Task statement: Find each line holding "todo" and copy it out.

Data extracted from a collection:
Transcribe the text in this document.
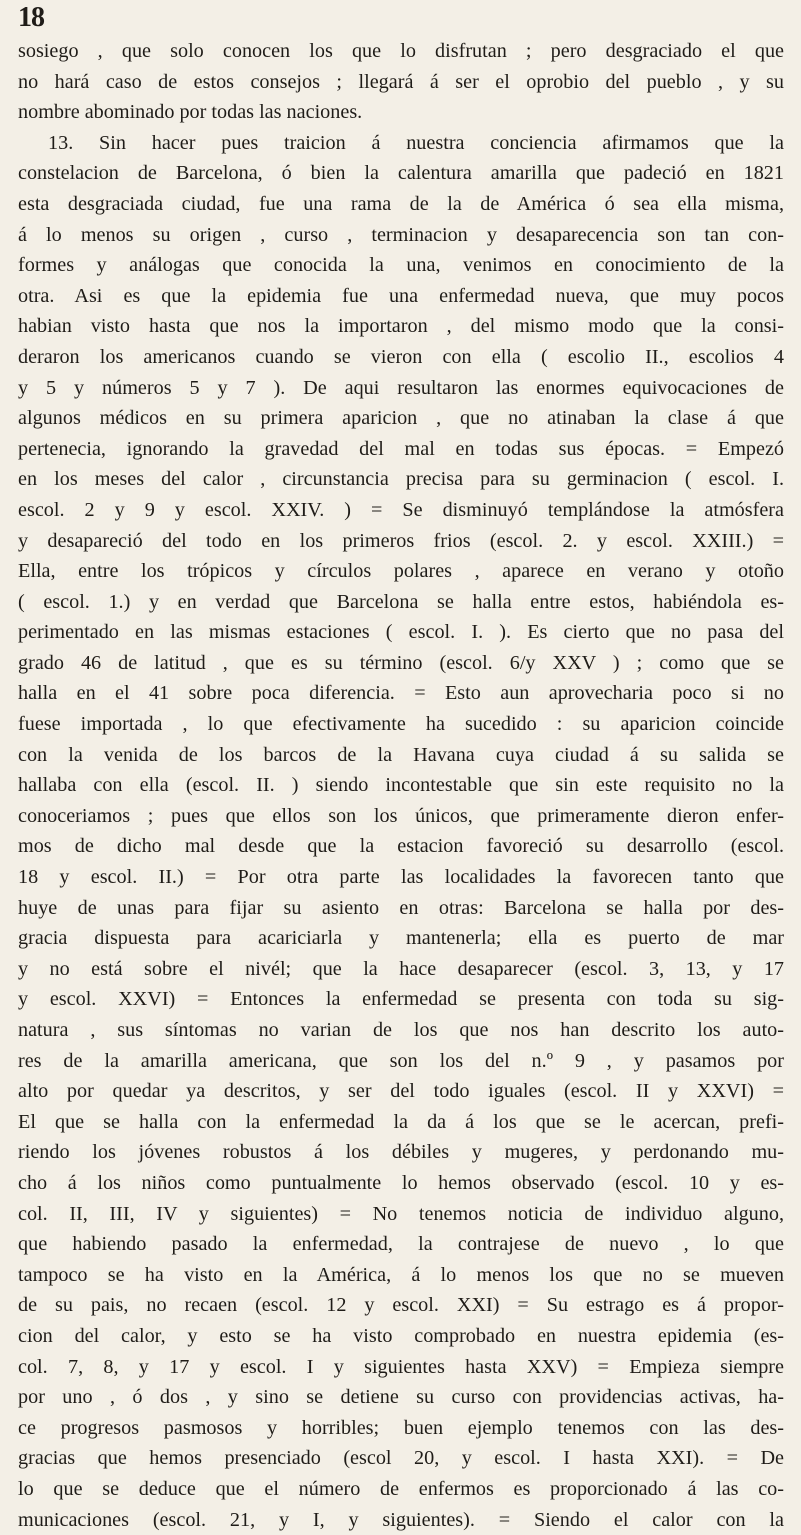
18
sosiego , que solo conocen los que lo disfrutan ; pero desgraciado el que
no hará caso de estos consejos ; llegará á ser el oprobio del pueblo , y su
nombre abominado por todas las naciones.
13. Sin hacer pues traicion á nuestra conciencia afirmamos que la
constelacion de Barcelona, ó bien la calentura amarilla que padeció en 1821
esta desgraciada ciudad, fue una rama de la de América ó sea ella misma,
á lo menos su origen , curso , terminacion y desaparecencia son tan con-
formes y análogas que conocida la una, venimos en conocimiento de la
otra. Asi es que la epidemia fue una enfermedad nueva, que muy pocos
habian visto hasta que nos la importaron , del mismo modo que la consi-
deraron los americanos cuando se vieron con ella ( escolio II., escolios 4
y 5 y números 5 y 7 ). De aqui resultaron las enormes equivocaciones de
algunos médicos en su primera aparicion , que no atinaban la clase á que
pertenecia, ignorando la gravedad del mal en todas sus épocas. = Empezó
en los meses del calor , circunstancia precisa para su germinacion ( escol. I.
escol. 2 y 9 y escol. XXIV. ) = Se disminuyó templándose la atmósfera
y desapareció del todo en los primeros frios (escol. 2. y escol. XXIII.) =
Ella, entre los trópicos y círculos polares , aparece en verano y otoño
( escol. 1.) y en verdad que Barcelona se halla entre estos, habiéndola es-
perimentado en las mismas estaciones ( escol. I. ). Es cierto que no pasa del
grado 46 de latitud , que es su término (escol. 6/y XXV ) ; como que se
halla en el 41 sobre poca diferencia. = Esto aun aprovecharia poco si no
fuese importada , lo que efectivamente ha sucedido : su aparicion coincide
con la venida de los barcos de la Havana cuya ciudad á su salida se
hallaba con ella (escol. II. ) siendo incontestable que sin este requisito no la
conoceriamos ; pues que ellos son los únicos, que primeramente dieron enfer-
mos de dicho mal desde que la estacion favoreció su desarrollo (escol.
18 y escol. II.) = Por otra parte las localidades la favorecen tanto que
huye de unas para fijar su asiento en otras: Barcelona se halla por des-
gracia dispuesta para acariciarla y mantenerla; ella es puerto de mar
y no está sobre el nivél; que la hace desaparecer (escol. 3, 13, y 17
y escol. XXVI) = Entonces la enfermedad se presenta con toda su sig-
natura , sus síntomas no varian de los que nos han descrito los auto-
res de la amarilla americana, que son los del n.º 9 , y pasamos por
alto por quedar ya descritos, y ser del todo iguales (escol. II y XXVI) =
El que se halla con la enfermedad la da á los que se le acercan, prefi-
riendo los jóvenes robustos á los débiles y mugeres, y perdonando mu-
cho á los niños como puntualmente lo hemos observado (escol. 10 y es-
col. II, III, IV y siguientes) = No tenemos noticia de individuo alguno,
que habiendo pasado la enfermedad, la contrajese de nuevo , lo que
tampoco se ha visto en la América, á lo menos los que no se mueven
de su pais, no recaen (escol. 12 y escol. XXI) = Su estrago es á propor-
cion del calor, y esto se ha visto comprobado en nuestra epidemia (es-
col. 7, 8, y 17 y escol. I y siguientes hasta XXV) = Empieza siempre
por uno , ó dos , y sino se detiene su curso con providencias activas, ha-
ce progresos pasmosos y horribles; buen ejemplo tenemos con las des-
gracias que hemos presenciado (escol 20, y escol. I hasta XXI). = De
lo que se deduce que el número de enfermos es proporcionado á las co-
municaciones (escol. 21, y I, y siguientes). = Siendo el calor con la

--

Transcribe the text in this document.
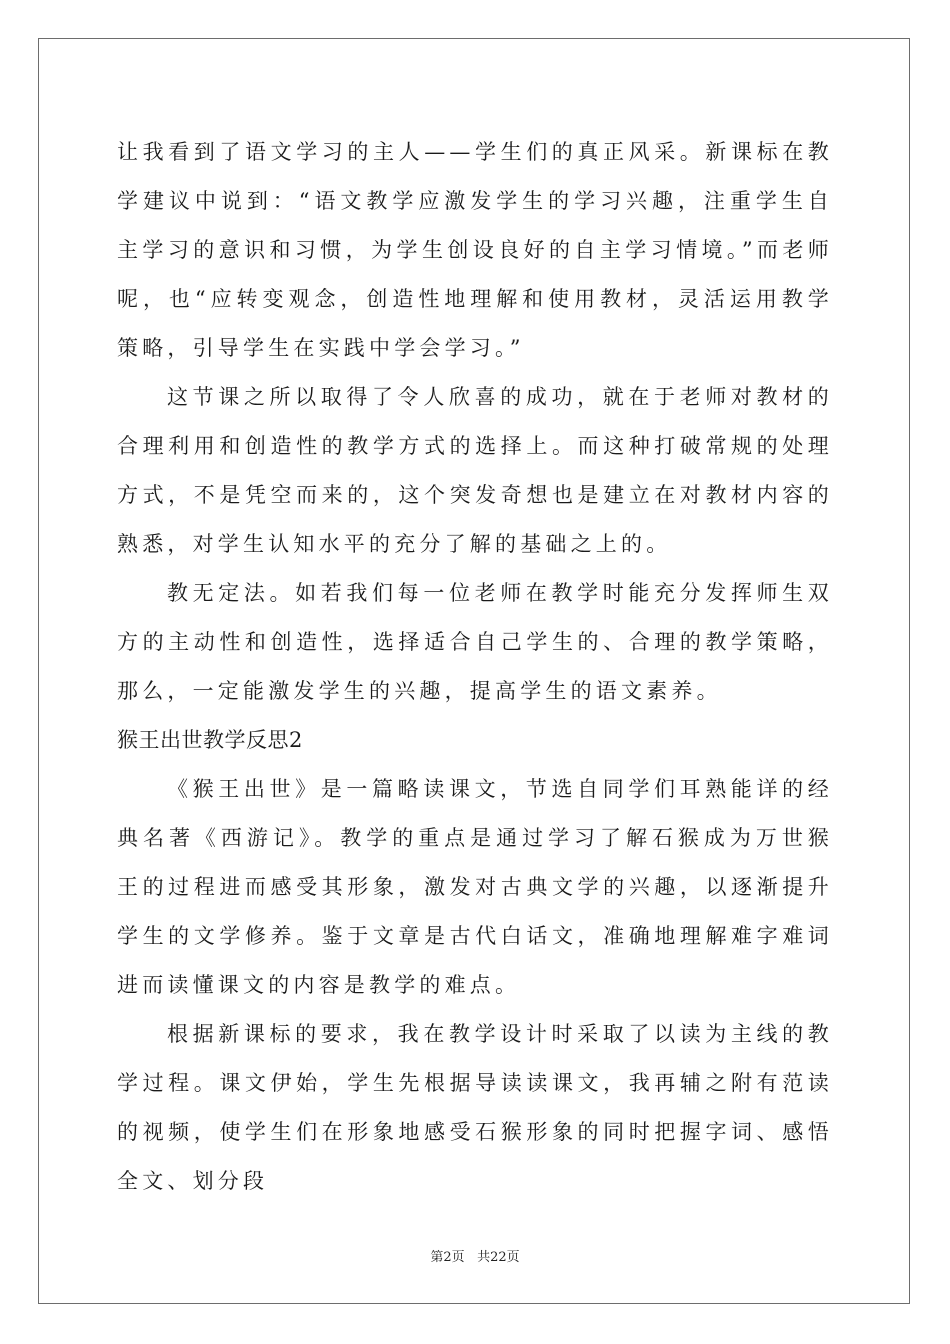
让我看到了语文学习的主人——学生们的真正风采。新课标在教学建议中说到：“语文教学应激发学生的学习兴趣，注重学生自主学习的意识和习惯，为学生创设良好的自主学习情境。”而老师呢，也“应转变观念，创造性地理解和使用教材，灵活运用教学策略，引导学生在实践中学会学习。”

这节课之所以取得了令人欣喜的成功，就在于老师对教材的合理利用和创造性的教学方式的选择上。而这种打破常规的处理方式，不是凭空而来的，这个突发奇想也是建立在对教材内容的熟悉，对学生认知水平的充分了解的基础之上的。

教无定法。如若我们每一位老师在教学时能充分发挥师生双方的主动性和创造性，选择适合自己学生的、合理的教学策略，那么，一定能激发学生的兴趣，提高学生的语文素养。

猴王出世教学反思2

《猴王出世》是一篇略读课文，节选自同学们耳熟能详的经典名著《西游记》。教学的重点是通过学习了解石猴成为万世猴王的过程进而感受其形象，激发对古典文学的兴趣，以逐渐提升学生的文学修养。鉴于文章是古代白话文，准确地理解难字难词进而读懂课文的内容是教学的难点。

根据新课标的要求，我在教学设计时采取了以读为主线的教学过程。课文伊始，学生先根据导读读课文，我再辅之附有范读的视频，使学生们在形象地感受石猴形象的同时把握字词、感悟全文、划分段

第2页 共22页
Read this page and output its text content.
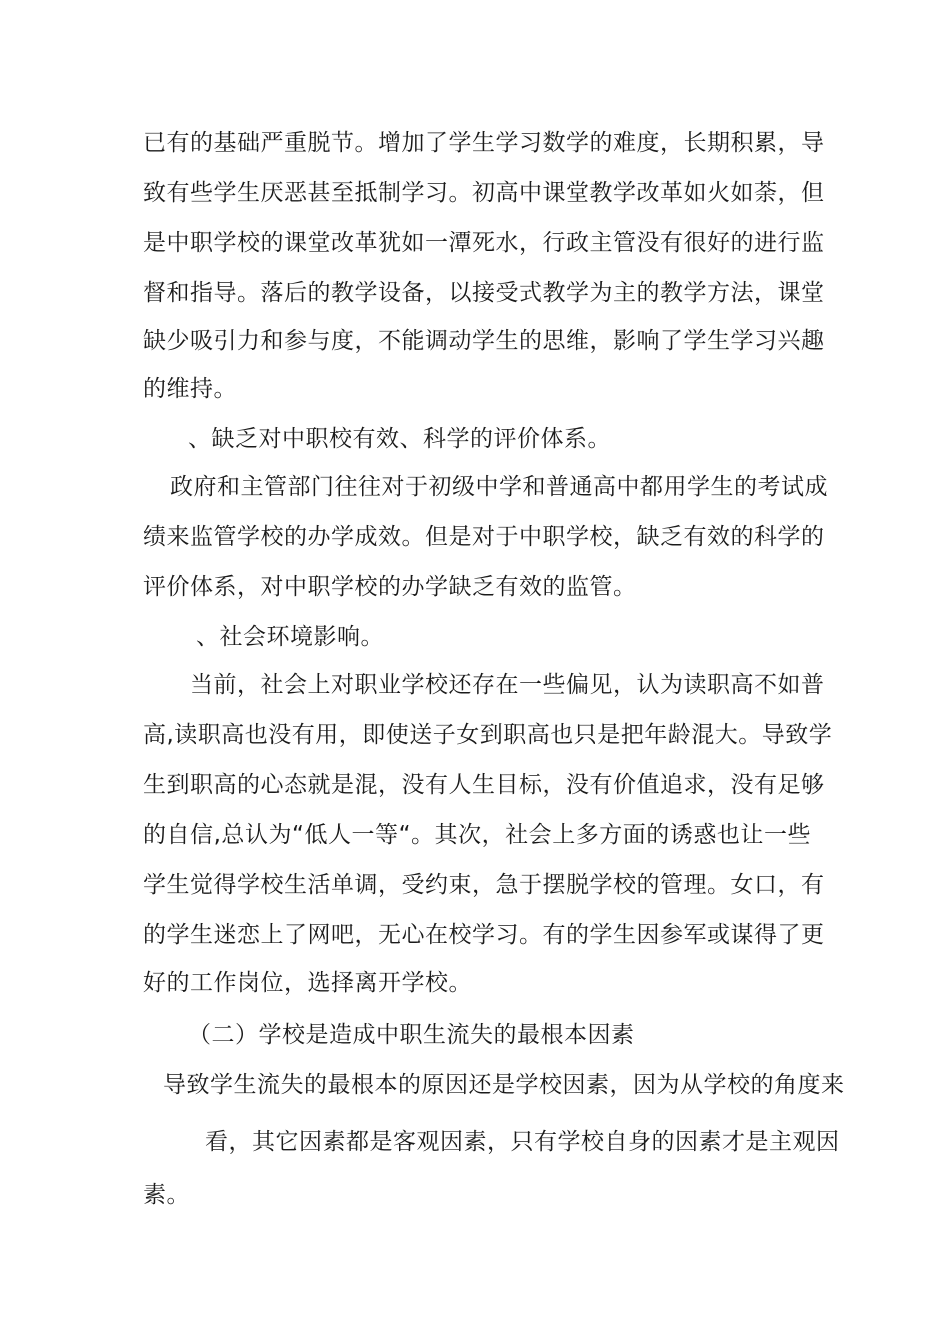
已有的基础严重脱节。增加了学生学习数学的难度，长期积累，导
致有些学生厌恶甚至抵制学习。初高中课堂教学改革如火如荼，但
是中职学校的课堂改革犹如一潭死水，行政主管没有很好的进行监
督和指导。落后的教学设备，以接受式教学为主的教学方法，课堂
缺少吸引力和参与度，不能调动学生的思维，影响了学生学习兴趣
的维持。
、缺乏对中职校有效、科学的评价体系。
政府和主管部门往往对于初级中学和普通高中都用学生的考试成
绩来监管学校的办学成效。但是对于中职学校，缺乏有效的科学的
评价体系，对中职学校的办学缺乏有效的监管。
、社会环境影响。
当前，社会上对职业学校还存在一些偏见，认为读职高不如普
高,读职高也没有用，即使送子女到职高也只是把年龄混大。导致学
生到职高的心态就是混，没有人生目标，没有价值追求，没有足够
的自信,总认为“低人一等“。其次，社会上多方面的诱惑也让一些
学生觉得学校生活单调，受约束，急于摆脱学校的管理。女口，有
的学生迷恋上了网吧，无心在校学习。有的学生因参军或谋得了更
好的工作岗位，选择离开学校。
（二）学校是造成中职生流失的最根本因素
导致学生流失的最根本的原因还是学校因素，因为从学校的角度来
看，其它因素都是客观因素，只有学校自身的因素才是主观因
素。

...

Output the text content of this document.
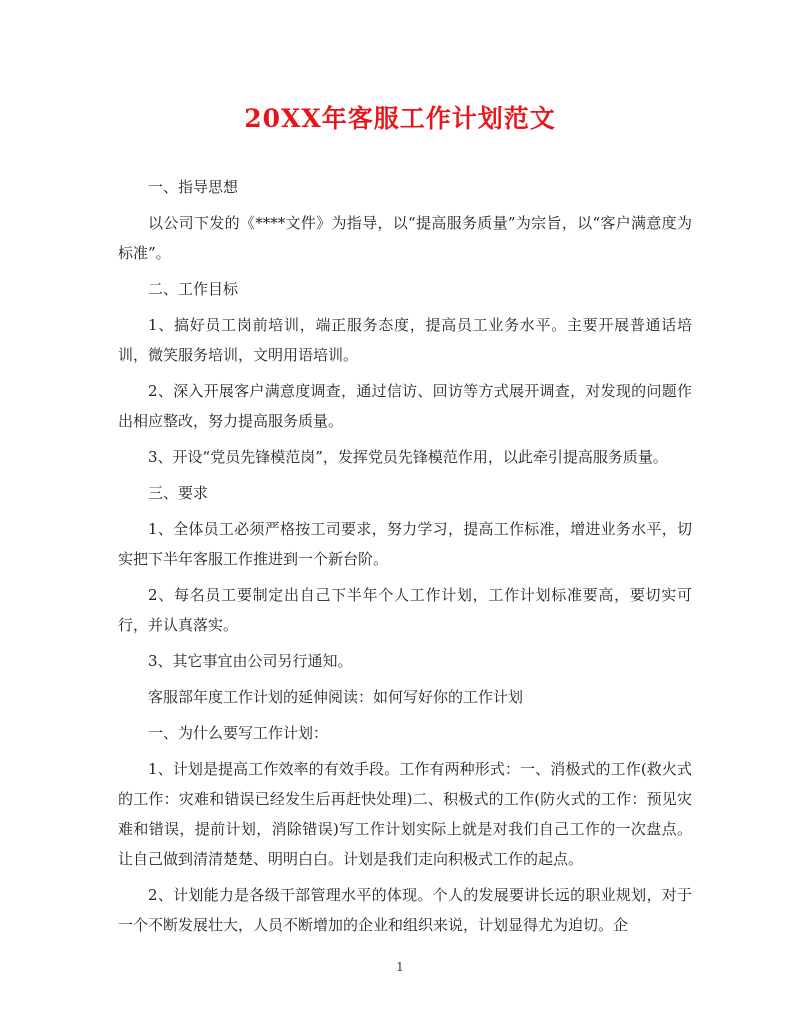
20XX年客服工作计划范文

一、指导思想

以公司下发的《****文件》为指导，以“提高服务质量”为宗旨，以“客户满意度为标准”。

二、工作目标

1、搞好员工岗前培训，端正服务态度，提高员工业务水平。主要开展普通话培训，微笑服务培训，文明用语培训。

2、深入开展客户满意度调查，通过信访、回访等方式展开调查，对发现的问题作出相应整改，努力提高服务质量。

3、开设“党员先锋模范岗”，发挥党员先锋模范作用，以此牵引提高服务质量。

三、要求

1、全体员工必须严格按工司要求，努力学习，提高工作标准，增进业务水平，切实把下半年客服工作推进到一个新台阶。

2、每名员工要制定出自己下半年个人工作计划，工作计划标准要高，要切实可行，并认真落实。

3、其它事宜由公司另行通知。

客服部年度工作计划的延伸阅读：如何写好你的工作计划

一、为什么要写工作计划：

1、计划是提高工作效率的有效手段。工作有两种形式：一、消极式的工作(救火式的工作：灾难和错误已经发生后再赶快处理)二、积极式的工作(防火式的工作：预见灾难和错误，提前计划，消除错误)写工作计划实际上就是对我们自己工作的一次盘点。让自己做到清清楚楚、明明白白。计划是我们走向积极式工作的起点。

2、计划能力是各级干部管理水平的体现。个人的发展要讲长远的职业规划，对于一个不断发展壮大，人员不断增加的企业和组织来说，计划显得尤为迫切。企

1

Answer to the problem:
y desapareció del todo en los primeros frios (escol. 2. y escol. XXIII.) =
alto por quedar ya descritos, y ser del todo iguales (escol. II y XXVI) =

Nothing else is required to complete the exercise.